*Directions for this task*. Search the material for "just" and show all lines that contain it.

*Dataset excerpts*.
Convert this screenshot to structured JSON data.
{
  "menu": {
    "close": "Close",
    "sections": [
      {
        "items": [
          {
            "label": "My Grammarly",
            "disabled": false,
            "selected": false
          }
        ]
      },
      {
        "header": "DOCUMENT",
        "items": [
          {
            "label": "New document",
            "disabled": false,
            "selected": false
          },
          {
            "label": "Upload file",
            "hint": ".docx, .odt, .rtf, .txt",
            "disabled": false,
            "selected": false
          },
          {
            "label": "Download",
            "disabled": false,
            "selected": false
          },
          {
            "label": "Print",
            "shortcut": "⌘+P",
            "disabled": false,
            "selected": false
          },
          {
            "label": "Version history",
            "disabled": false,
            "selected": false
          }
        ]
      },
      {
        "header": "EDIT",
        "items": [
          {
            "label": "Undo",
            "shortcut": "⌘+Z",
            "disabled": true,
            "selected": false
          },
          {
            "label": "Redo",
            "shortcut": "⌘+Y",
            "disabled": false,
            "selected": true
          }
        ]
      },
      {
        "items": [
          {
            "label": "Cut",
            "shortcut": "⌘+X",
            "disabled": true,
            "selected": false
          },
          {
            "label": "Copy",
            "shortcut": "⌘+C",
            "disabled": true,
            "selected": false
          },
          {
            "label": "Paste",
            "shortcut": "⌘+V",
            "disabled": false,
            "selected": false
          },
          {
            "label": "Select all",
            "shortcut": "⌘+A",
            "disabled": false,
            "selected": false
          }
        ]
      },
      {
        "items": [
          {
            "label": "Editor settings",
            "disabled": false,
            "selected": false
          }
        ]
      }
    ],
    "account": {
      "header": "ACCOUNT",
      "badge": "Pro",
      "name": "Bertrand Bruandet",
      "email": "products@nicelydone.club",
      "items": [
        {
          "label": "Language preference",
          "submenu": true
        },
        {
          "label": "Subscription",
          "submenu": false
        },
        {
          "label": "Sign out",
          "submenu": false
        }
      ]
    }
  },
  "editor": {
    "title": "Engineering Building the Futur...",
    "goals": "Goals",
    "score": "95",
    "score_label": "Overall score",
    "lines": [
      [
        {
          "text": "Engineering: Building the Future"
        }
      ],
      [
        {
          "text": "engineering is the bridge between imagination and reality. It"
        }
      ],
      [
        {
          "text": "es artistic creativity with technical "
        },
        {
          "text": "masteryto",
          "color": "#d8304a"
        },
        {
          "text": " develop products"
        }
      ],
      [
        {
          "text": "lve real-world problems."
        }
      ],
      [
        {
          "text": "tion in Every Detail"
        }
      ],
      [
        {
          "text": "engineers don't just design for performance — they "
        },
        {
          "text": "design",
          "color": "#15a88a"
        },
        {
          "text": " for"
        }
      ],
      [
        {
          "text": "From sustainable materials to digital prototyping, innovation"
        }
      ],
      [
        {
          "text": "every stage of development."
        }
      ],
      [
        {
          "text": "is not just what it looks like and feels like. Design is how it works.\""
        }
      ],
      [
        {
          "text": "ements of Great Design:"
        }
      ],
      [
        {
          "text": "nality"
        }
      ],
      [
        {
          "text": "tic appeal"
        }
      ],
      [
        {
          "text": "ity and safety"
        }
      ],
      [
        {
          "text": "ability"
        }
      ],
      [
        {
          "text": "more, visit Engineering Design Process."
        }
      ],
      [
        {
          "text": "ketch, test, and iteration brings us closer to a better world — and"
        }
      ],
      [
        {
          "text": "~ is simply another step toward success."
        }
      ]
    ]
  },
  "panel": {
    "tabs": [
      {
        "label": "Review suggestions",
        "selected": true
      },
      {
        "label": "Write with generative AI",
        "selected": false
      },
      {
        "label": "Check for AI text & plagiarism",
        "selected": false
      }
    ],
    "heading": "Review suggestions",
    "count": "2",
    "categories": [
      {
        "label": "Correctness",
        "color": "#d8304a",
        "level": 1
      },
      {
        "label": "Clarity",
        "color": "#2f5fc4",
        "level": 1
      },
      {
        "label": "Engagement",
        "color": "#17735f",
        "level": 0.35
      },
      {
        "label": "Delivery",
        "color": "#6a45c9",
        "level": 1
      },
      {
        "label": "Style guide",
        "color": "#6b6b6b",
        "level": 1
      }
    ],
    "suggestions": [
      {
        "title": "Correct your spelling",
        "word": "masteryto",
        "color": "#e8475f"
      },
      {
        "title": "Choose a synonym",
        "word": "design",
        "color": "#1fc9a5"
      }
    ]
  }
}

*Completed exercise*.
          "text": "engineers don't just design for performance — they "
          "text": "is not just what it looks like and feels like. Design is how it works.\""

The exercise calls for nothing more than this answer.